┌─ Exercise materials

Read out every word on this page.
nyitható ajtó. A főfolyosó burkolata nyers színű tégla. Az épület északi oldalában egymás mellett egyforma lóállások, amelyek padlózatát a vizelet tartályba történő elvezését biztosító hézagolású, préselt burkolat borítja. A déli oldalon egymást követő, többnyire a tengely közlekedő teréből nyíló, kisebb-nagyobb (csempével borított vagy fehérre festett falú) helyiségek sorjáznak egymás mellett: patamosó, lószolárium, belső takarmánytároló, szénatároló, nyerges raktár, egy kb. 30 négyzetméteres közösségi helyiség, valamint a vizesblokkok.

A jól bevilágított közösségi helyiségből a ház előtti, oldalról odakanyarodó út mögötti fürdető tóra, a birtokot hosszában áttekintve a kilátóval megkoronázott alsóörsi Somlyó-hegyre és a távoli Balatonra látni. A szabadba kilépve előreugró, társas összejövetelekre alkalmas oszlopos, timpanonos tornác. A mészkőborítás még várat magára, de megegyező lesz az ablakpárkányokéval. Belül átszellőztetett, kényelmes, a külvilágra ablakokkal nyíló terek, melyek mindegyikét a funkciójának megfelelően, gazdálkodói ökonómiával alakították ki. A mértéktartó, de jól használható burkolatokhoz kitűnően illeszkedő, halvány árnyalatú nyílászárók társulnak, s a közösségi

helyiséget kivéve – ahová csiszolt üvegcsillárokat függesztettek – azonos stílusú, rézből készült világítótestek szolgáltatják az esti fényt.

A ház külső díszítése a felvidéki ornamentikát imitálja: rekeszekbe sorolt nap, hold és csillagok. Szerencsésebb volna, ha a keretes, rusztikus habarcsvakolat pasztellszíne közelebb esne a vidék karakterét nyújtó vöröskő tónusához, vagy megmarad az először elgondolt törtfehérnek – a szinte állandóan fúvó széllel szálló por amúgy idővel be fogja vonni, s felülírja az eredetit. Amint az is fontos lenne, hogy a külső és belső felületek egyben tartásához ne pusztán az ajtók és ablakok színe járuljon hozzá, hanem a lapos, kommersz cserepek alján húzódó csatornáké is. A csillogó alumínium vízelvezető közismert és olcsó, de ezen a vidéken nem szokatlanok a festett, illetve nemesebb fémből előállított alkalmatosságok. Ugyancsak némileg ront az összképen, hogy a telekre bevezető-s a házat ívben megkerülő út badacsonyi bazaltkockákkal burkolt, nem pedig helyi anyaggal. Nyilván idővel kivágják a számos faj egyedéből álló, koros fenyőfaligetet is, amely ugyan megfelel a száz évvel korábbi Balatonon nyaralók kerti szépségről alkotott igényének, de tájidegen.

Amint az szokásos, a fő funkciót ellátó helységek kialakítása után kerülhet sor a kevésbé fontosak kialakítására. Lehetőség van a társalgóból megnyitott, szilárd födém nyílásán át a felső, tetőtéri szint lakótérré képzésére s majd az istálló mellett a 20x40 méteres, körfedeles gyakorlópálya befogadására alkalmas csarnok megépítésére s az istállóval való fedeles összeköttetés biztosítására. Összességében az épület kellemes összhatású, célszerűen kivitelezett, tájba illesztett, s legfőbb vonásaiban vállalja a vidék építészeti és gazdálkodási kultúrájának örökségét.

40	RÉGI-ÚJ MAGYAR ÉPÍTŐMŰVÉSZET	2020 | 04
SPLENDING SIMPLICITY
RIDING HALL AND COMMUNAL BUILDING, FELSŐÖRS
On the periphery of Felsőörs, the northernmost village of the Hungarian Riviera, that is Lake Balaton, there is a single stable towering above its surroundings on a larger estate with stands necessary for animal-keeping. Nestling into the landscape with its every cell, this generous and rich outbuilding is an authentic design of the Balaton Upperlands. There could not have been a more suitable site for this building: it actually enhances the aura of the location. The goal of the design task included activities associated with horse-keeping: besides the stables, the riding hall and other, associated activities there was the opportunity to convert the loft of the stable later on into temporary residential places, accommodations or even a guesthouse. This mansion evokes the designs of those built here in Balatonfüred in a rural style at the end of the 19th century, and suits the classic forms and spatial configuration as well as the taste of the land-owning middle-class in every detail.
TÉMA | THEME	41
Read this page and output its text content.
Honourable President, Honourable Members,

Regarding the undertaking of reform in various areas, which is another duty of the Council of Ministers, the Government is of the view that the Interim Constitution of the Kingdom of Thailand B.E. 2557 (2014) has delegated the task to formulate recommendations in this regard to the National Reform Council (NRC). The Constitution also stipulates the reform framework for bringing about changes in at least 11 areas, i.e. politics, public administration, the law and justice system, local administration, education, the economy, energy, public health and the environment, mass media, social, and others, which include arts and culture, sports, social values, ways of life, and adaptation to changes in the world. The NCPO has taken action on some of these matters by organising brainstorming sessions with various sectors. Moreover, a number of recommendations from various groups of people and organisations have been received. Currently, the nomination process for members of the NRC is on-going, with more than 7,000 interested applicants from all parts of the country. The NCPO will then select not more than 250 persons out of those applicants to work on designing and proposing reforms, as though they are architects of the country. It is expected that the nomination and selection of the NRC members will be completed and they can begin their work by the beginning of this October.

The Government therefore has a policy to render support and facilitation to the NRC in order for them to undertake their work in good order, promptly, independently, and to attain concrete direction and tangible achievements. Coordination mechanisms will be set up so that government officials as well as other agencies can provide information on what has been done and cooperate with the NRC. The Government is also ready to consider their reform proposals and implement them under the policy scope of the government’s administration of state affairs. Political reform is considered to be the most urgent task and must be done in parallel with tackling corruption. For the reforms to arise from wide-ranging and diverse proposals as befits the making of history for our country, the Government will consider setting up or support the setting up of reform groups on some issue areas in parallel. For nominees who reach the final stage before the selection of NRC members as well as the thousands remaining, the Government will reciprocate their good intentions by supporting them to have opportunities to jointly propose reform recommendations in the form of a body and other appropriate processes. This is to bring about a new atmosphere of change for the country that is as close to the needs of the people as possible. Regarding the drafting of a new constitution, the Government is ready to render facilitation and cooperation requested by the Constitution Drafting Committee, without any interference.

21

└─

• **What you will do**: Write out each line of the data above again, exactly as given.

• **Exercise output**:
Read out every word on this page.
nyitható ajtó. A főfolyosó burkolata nyers színű tégla. Az épület északi oldalában egymás mellett egyforma lóállások, amelyek padlózatát a vizelet tartályba történő elvezését biztosító hézagolású, préselt burkolat borítja. A déli oldalon egymást követő, többnyire a tengely közlekedő teréből nyíló, kisebb-nagyobb (csempével borított vagy fehérre festett falú) helyiségek sorjáznak egymás mellett: patamosó, lószolárium, belső takarmánytároló, szénatároló, nyerges raktár, egy kb. 30 négyzetméteres közösségi helyiség, valamint a vizesblokkok.

A jól bevilágított közösségi helyiségből a ház előtti, oldalról odakanyarodó út mögötti fürdető tóra, a birtokot hosszában áttekintve a kilátóval megkoronázott alsóörsi Somlyó-hegyre és a távoli Balatonra látni. A szabadba kilépve előreugró, társas összejövetelekre alkalmas oszlopos, timpanonos tornác. A mészkőborítás még várat magára, de megegyező lesz az ablakpárkányokéval. Belül átszellőztetett, kényelmes, a külvilágra ablakokkal nyíló terek, melyek mindegyikét a funkciójának megfelelően, gazdálkodói ökonómiával alakították ki. A mértéktartó, de jól használható burkolatokhoz kitűnően illeszkedő, halvány árnyalatú nyílászárók társulnak, s a közösségi

helyiséget kivéve – ahová csiszolt üvegcsillárokat függesztettek – azonos stílusú, rézből készült világítótestek szolgáltatják az esti fényt.

A ház külső díszítése a felvidéki ornamentikát imitálja: rekeszekbe sorolt nap, hold és csillagok. Szerencsésebb volna, ha a keretes, rusztikus habarcsvakolat pasztellszíne közelebb esne a vidék karakterét nyújtó vöröskő tónusához, vagy megmarad az először elgondolt törtfehérnek – a szinte állandóan fúvó széllel szálló por amúgy idővel be fogja vonni, s felülírja az eredetit. Amint az is fontos lenne, hogy a külső és belső felületek egyben tartásához ne pusztán az ajtók és ablakok színe járuljon hozzá, hanem a lapos, kommersz cserepek alján húzódó csatornáké is. A csillogó alumínium vízelvezető közismert és olcsó, de ezen a vidéken nem szokatlanok a festett, illetve nemesebb fémből előállított alkalmatosságok. Ugyancsak némileg ront az összképen, hogy a telekre bevezető-s a házat ívben megkerülő út badacsonyi bazaltkockákkal burkolt, nem pedig helyi anyaggal. Nyilván idővel kivágják a számos faj egyedéből álló, koros fenyőfaligetet is, amely ugyan megfelel a száz évvel korábbi Balatonon nyaralók kerti szépségről alkotott igényének, de tájidegen.

Amint az szokásos, a fő funkciót ellátó helységek kialakítása után kerülhet sor a kevésbé fontosak kialakítására. Lehetőség van a társalgóból megnyitott, szilárd födém nyílásán át a felső, tetőtéri szint lakótérré képzésére s majd az istálló mellett a 20x40 méteres, körfedeles gyakorlópálya befogadására alkalmas csarnok megépítésére s az istállóval való fedeles összeköttetés biztosítására. Összességében az épület kellemes összhatású, célszerűen kivitelezett, tájba illesztett, s legfőbb vonásaiban vállalja a vidék építészeti és gazdálkodási kultúrájának örökségét.

40	RÉGI-ÚJ MAGYAR ÉPÍTŐMŰVÉSZET	2020 | 04
SPLENDING SIMPLICITY
RIDING HALL AND COMMUNAL BUILDING, FELSŐÖRS
On the periphery of Felsőörs, the northernmost village of the Hungarian Riviera, that is Lake Balaton, there is a single stable towering above its surroundings on a larger estate with stands necessary for animal-keeping. Nestling into the landscape with its every cell, this generous and rich outbuilding is an authentic design of the Balaton Upperlands. There could not have been a more suitable site for this building: it actually enhances the aura of the location. The goal of the design task included activities associated with horse-keeping: besides the stables, the riding hall and other, associated activities there was the opportunity to convert the loft of the stable later on into temporary residential places, accommodations or even a guesthouse. This mansion evokes the designs of those built here in Balatonfüred in a rural style at the end of the 19th century, and suits the classic forms and spatial configuration as well as the taste of the land-owning middle-class in every detail.
TÉMA | THEME	41
Read this page and output its text content.
Honourable President, Honourable Members,

Regarding the undertaking of reform in various areas, which is another duty of the Council of Ministers, the Government is of the view that the Interim Constitution of the Kingdom of Thailand B.E. 2557 (2014) has delegated the task to formulate recommendations in this regard to the National Reform Council (NRC). The Constitution also stipulates the reform framework for bringing about changes in at least 11 areas, i.e. politics, public administration, the law and justice system, local administration, education, the economy, energy, public health and the environment, mass media, social, and others, which include arts and culture, sports, social values, ways of life, and adaptation to changes in the world. The NCPO has taken action on some of these matters by organising brainstorming sessions with various sectors. Moreover, a number of recommendations from various groups of people and organisations have been received. Currently, the nomination process for members of the NRC is on-going, with more than 7,000 interested applicants from all parts of the country. The NCPO will then select not more than 250 persons out of those applicants to work on designing and proposing reforms, as though they are architects of the country. It is expected that the nomination and selection of the NRC members will be completed and they can begin their work by the beginning of this October.

The Government therefore has a policy to render support and facilitation to the NRC in order for them to undertake their work in good order, promptly, independently, and to attain concrete direction and tangible achievements. Coordination mechanisms will be set up so that government officials as well as other agencies can provide information on what has been done and cooperate with the NRC. The Government is also ready to consider their reform proposals and implement them under the policy scope of the government’s administration of state affairs. Political reform is considered to be the most urgent task and must be done in parallel with tackling corruption. For the reforms to arise from wide-ranging and diverse proposals as befits the making of history for our country, the Government will consider setting up or support the setting up of reform groups on some issue areas in parallel. For nominees who reach the final stage before the selection of NRC members as well as the thousands remaining, the Government will reciprocate their good intentions by supporting them to have opportunities to jointly propose reform recommendations in the form of a body and other appropriate processes. This is to bring about a new atmosphere of change for the country that is as close to the needs of the people as possible. Regarding the drafting of a new constitution, the Government is ready to render facilitation and cooperation requested by the Constitution Drafting Committee, without any interference.

21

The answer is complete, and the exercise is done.